Problem to work on: Copy the lines below word for word, starting with the line containing "Patent image size: (982, 577)." and going through the line containing "The circular tube end portion 14a".

Data records:
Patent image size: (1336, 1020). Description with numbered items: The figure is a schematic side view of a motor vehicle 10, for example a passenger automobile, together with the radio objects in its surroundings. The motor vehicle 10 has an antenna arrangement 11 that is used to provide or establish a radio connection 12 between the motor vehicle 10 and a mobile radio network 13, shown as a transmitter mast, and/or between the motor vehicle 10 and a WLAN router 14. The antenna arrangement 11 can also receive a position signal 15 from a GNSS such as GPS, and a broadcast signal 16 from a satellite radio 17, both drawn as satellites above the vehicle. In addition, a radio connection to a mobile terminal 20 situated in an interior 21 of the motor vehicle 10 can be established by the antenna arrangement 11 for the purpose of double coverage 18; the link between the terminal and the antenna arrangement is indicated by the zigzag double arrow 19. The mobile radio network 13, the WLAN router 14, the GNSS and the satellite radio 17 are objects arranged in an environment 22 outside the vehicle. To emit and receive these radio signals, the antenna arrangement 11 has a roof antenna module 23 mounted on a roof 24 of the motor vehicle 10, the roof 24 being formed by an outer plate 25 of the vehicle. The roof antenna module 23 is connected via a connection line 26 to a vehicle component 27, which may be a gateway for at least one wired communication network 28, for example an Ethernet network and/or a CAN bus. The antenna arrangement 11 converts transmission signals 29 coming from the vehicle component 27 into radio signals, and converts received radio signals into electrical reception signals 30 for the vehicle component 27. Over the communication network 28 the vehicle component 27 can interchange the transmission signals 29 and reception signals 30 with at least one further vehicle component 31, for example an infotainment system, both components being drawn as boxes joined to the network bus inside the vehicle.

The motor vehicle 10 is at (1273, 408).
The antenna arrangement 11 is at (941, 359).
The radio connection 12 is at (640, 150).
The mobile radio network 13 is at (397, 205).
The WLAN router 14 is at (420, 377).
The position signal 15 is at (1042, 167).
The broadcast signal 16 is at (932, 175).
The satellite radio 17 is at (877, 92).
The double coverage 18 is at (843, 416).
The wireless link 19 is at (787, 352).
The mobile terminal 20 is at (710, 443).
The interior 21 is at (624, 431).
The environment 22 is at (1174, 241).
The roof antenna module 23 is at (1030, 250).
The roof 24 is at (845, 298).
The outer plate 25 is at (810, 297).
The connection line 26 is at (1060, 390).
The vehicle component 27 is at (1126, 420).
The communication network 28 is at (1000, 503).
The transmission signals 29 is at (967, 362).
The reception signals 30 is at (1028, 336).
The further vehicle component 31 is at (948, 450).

==

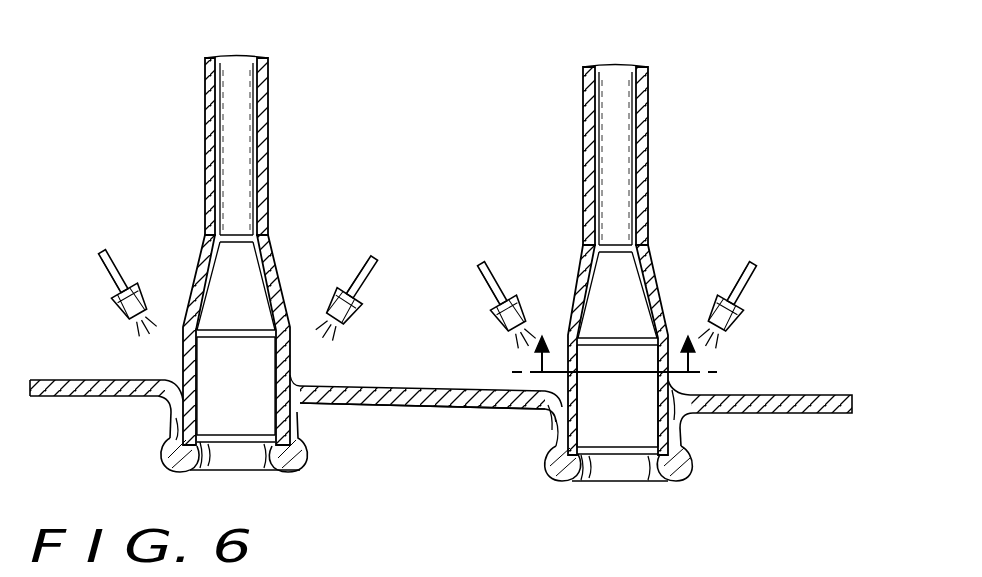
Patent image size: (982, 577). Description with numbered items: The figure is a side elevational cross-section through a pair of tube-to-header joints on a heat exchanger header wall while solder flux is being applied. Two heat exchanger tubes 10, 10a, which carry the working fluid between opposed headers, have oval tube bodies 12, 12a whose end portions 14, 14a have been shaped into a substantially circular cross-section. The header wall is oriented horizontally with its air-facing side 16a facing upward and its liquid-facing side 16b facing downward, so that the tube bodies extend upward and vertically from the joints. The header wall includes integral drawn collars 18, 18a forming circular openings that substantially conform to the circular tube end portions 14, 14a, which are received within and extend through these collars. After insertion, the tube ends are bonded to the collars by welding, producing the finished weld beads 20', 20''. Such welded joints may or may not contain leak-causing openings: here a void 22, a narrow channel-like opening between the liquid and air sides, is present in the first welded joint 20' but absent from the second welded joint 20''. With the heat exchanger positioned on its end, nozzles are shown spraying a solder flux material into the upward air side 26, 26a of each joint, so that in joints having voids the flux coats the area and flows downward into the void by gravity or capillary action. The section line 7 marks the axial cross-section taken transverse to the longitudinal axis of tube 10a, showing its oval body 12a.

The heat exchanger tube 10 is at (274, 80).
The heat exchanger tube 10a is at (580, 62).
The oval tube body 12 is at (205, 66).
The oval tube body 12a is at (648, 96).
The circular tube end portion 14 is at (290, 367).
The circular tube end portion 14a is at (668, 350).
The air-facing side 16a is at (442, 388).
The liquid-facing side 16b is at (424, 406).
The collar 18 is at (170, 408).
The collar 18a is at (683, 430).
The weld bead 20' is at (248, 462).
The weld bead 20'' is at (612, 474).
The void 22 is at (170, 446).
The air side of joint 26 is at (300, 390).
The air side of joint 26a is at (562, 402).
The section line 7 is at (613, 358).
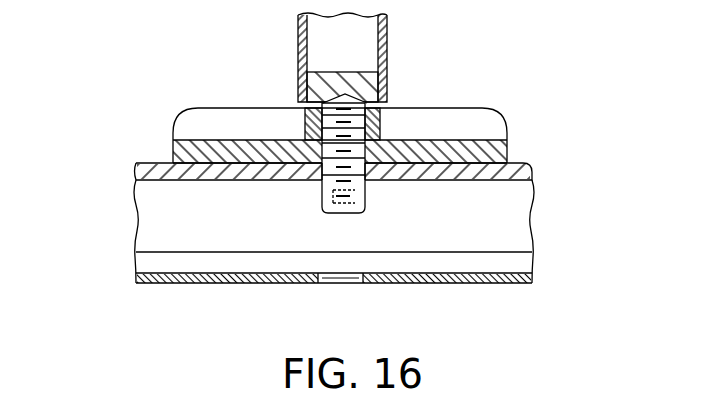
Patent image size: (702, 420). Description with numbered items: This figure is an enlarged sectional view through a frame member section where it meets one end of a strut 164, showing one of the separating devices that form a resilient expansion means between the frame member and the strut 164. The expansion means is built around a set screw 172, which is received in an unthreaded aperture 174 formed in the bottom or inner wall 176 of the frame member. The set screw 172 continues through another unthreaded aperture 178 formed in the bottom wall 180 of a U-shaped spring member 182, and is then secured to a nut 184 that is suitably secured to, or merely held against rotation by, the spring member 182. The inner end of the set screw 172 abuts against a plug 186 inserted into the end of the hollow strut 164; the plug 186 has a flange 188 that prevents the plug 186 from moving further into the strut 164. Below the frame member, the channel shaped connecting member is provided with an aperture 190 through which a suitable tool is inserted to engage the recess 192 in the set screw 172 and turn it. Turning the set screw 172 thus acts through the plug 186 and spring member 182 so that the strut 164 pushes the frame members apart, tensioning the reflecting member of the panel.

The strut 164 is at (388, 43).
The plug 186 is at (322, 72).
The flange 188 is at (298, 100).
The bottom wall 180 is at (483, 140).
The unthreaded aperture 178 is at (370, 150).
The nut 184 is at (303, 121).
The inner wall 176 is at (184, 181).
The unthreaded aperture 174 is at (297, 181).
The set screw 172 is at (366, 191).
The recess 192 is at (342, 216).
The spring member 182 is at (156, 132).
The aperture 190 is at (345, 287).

* * *

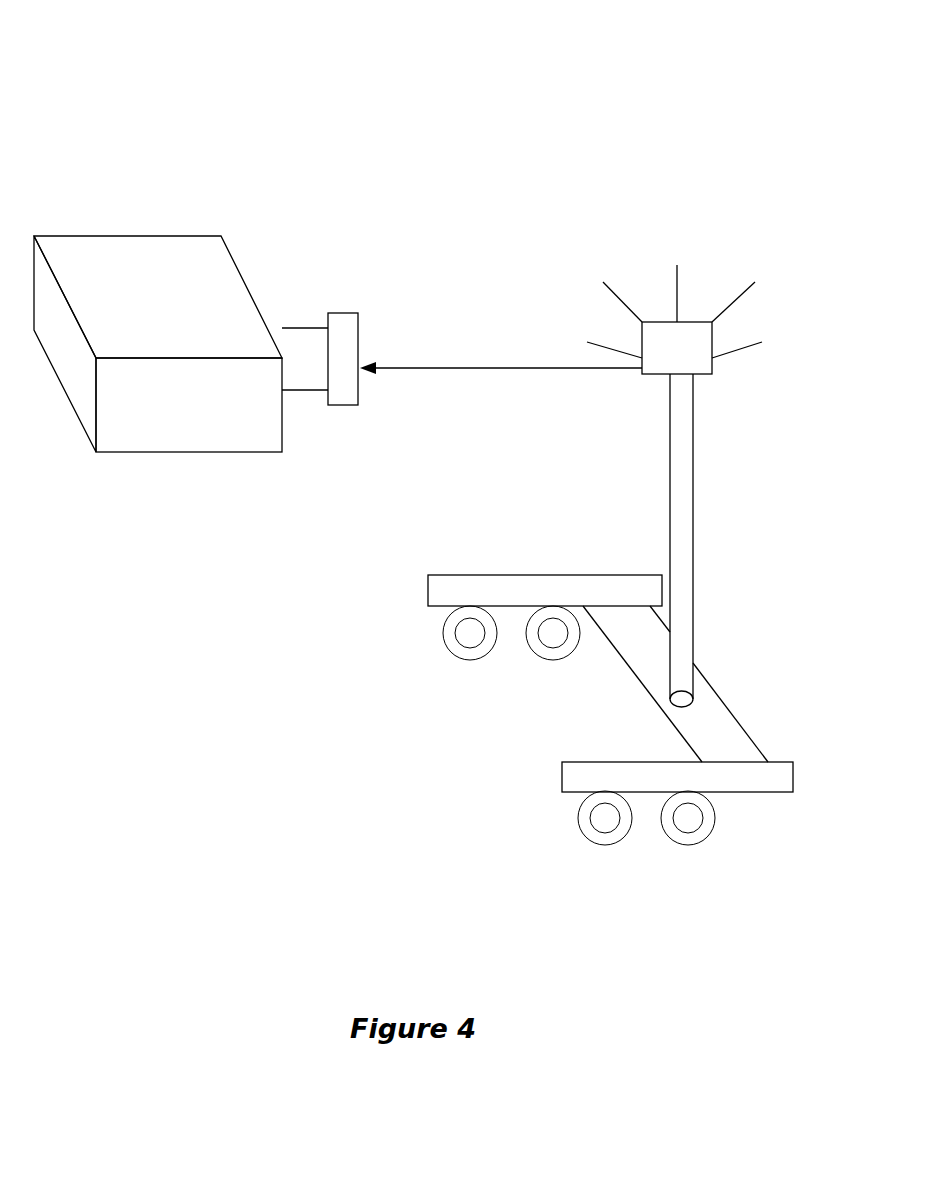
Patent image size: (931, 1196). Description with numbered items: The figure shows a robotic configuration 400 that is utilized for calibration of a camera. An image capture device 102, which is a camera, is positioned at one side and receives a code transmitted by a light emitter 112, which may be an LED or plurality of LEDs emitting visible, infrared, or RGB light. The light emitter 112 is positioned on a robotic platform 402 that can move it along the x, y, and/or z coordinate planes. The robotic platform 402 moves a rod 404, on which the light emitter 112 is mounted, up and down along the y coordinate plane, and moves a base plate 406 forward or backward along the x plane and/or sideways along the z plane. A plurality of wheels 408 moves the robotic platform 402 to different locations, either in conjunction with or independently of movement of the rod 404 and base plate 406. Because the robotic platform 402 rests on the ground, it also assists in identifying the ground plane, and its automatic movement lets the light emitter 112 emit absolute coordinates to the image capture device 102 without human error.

Answer to this problem:
Patent image size: (982, 577). Description with numbered items: The figure is a side elevational cross-section through a pair of tube-to-header joints on a heat exchanger header wall while solder flux is being applied. Two heat exchanger tubes 10, 10a, which carry the working fluid between opposed headers, have oval tube bodies 12, 12a whose end portions 14, 14a have been shaped into a substantially circular cross-section. The header wall is oriented horizontally with its air-facing side 16a facing upward and its liquid-facing side 16b facing downward, so that the tube bodies extend upward and vertically from the joints. The header wall includes integral drawn collars 18, 18a forming circular openings that substantially conform to the circular tube end portions 14, 14a, which are received within and extend through these collars. After insertion, the tube ends are bonded to the collars by welding, producing the finished weld beads 20', 20''. Such welded joints may or may not contain leak-causing openings: here a void 22, a narrow channel-like opening between the liquid and air sides, is present in the first welded joint 20' but absent from the second welded joint 20''. With the heat exchanger positioned on its end, nozzles are shown spraying a solder flux material into the upward air side 26, 26a of each joint, so that in joints having voids the flux coats the area and flows downward into the void by gravity or capillary action. The section line 7 marks the axial cross-section taken transverse to the longitudinal axis of tube 10a, showing its oval body 12a.

The heat exchanger tube 10 is at (274, 80).
The heat exchanger tube 10a is at (580, 62).
The oval tube body 12 is at (205, 66).
The oval tube body 12a is at (648, 96).
The circular tube end portion 14 is at (290, 367).
The circular tube end portion 14a is at (668, 350).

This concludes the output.